**DATA EXCERPTS:**
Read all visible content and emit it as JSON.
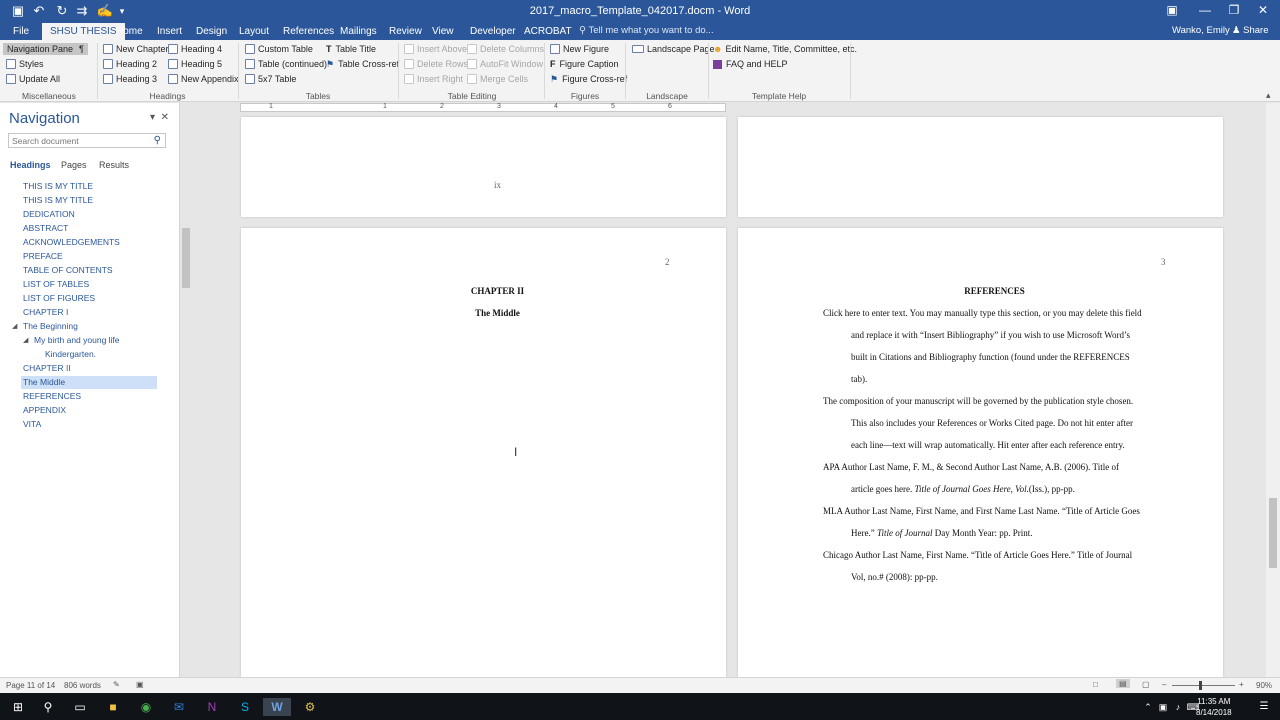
{
  "window": {
    "title": "2017_macro_Template_042017.docm - Word",
    "user": "Wanko, Emily",
    "share": "Share"
  },
  "tabs": [
    "File",
    "SHSU THESIS",
    "Home",
    "Insert",
    "Design",
    "Layout",
    "References",
    "Mailings",
    "Review",
    "View",
    "Developer",
    "ACROBAT"
  ],
  "tell_me": "Tell me what you want to do...",
  "ribbon": {
    "misc": {
      "nav_pane": "Navigation Pane",
      "styles": "Styles",
      "update_all": "Update All",
      "label": "Miscellaneous"
    },
    "headings": {
      "new_chapter": "New Chapter",
      "heading2": "Heading 2",
      "heading3": "Heading 3",
      "heading4": "Heading 4",
      "heading5": "Heading 5",
      "new_appendix": "New Appendix",
      "label": "Headings"
    },
    "tables": {
      "custom": "Custom Table",
      "continued": "Table (continued)",
      "five_by_seven": "5x7 Table",
      "title": "Table Title",
      "cross_ref": "Table Cross-ref",
      "label": "Tables"
    },
    "table_editing": {
      "insert_above": "Insert Above",
      "delete_rows": "Delete Rows",
      "insert_right": "Insert Right",
      "delete_columns": "Delete Columns",
      "autofit": "AutoFit Window",
      "merge": "Merge Cells",
      "label": "Table Editing"
    },
    "figures": {
      "new_figure": "New Figure",
      "caption": "Figure Caption",
      "cross_ref": "Figure Cross-ref",
      "label": "Figures"
    },
    "landscape": {
      "page": "Landscape Page",
      "label": "Landscape"
    },
    "help": {
      "edit_name": "Edit Name, Title, Committee, etc.",
      "faq": "FAQ and HELP",
      "label": "Template Help"
    }
  },
  "navigation": {
    "title": "Navigation",
    "search_placeholder": "Search document",
    "tabs": [
      "Headings",
      "Pages",
      "Results"
    ],
    "headings": [
      "THIS IS MY TITLE",
      "THIS IS MY TITLE",
      "DEDICATION",
      "ABSTRACT",
      "ACKNOWLEDGEMENTS",
      "PREFACE",
      "TABLE OF CONTENTS",
      "LIST OF TABLES",
      "LIST OF FIGURES",
      "CHAPTER I",
      "The Beginning",
      "My birth and young life",
      "Kindergarten.",
      "CHAPTER II",
      "The Middle",
      "REFERENCES",
      "APPENDIX",
      "VITA"
    ]
  },
  "ruler_numbers": [
    "1",
    "1",
    "2",
    "3",
    "4",
    "5",
    "6"
  ],
  "pages": {
    "top_left_number": "ix",
    "left": {
      "number": "2",
      "chapter": "CHAPTER II",
      "subtitle": "The Middle"
    },
    "right": {
      "number": "3",
      "heading": "REFERENCES",
      "lines": [
        "Click here to enter text. You may manually type this section, or you may delete this field",
        "and replace it with “Insert Bibliography” if you wish to use Microsoft Word’s",
        "built in Citations and Bibliography function (found under the REFERENCES",
        "tab).",
        "The composition of your manuscript will be governed by the publication style chosen.",
        "This also includes your References or Works Cited page. Do not hit enter after",
        "each line—text will wrap automatically. Hit enter after each reference entry.",
        "APA Author Last Name, F. M., & Second Author Last Name, A.B. (2006). Title of",
        "MLA Author Last Name, First Name, and First Name Last Name. “Title of Article Goes",
        "Chicago Author Last Name, First Name. “Title of Article Goes Here.” Title of Journal",
        "Vol, no.# (2008): pp-pp."
      ],
      "apa2": {
        "a": "article goes here. ",
        "i": "Title of Journal Goes Here, Vol.",
        "b": "(Iss.), pp-pp."
      },
      "mla2": {
        "a": "Here.” ",
        "i": "Title of Journal",
        "b": " Day Month Year: pp. Print."
      }
    }
  },
  "status": {
    "page": "Page 11 of 14",
    "words": "806 words",
    "zoom": "90%"
  },
  "clock": {
    "time": "11:35 AM",
    "date": "8/14/2018"
  },
  "colors": {
    "accent": "#2b579a",
    "taskbar": "#101418",
    "nav_selected": "#cde0f7"
  }
}
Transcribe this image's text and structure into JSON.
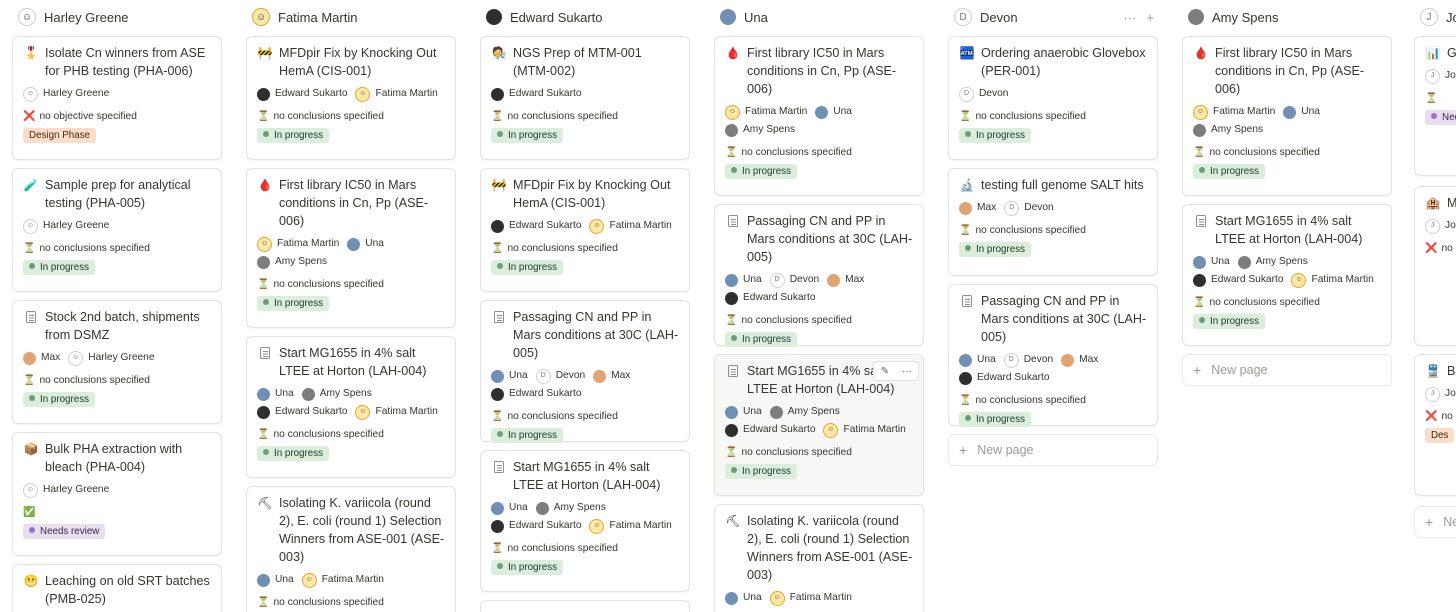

**REQUIRED ACTION:** Restate the full listing verbatim and drop every picture.

**ANSWER SPACE:**
Read all visible content and emit it as JSON.
{
  "window": {
    "title": "2017_macro_Template_042017.docm - Word",
    "user": "Wanko, Emily",
    "share": "Share"
  },
  "tabs": [
    "File",
    "SHSU THESIS",
    "Home",
    "Insert",
    "Design",
    "Layout",
    "References",
    "Mailings",
    "Review",
    "View",
    "Developer",
    "ACROBAT"
  ],
  "tell_me": "Tell me what you want to do...",
  "ribbon": {
    "misc": {
      "nav_pane": "Navigation Pane",
      "styles": "Styles",
      "update_all": "Update All",
      "label": "Miscellaneous"
    },
    "headings": {
      "new_chapter": "New Chapter",
      "heading2": "Heading 2",
      "heading3": "Heading 3",
      "heading4": "Heading 4",
      "heading5": "Heading 5",
      "new_appendix": "New Appendix",
      "label": "Headings"
    },
    "tables": {
      "custom": "Custom Table",
      "continued": "Table (continued)",
      "five_by_seven": "5x7 Table",
      "title": "Table Title",
      "cross_ref": "Table Cross-ref",
      "label": "Tables"
    },
    "table_editing": {
      "insert_above": "Insert Above",
      "delete_rows": "Delete Rows",
      "insert_right": "Insert Right",
      "delete_columns": "Delete Columns",
      "autofit": "AutoFit Window",
      "merge": "Merge Cells",
      "label": "Table Editing"
    },
    "figures": {
      "new_figure": "New Figure",
      "caption": "Figure Caption",
      "cross_ref": "Figure Cross-ref",
      "label": "Figures"
    },
    "landscape": {
      "page": "Landscape Page",
      "label": "Landscape"
    },
    "help": {
      "edit_name": "Edit Name, Title, Committee, etc.",
      "faq": "FAQ and HELP",
      "label": "Template Help"
    }
  },
  "navigation": {
    "title": "Navigation",
    "search_placeholder": "Search document",
    "tabs": [
      "Headings",
      "Pages",
      "Results"
    ],
    "headings": [
      "THIS IS MY TITLE",
      "THIS IS MY TITLE",
      "DEDICATION",
      "ABSTRACT",
      "ACKNOWLEDGEMENTS",
      "PREFACE",
      "TABLE OF CONTENTS",
      "LIST OF TABLES",
      "LIST OF FIGURES",
      "CHAPTER I",
      "The Beginning",
      "My birth and young life",
      "Kindergarten.",
      "CHAPTER II",
      "The Middle",
      "REFERENCES",
      "APPENDIX",
      "VITA"
    ]
  },
  "ruler_numbers": [
    "1",
    "1",
    "2",
    "3",
    "4",
    "5",
    "6"
  ],
  "pages": {
    "top_left_number": "ix",
    "left": {
      "number": "2",
      "chapter": "CHAPTER II",
      "subtitle": "The Middle"
    },
    "right": {
      "number": "3",
      "heading": "REFERENCES",
      "lines": [
        "Click here to enter text. You may manually type this section, or you may delete this field",
        "and replace it with “Insert Bibliography” if you wish to use Microsoft Word’s",
        "built in Citations and Bibliography function (found under the REFERENCES",
        "tab).",
        "The composition of your manuscript will be governed by the publication style chosen.",
        "This also includes your References or Works Cited page. Do not hit enter after",
        "each line—text will wrap automatically. Hit enter after each reference entry.",
        "APA Author Last Name, F. M., & Second Author Last Name, A.B. (2006). Title of",
        "MLA Author Last Name, First Name, and First Name Last Name. “Title of Article Goes",
        "Chicago Author Last Name, First Name. “Title of Article Goes Here.” Title of Journal",
        "Vol, no.# (2008): pp-pp."
      ],
      "apa2": {
        "a": "article goes here. ",
        "i": "Title of Journal Goes Here, Vol.",
        "b": "(Iss.), pp-pp."
      },
      "mla2": {
        "a": "Here.” ",
        "i": "Title of Journal",
        "b": " Day Month Year: pp. Print."
      }
    }
  },
  "status": {
    "page": "Page 11 of 14",
    "words": "806 words",
    "zoom": "90%"
  },
  "clock": {
    "time": "11:35 AM",
    "date": "8/14/2018"
  },
  "colors": {
    "accent": "#2b579a",
    "taskbar": "#101418",
    "nav_selected": "#cde0f7"
  }
}
Transcribe this image's text and structure into JSON.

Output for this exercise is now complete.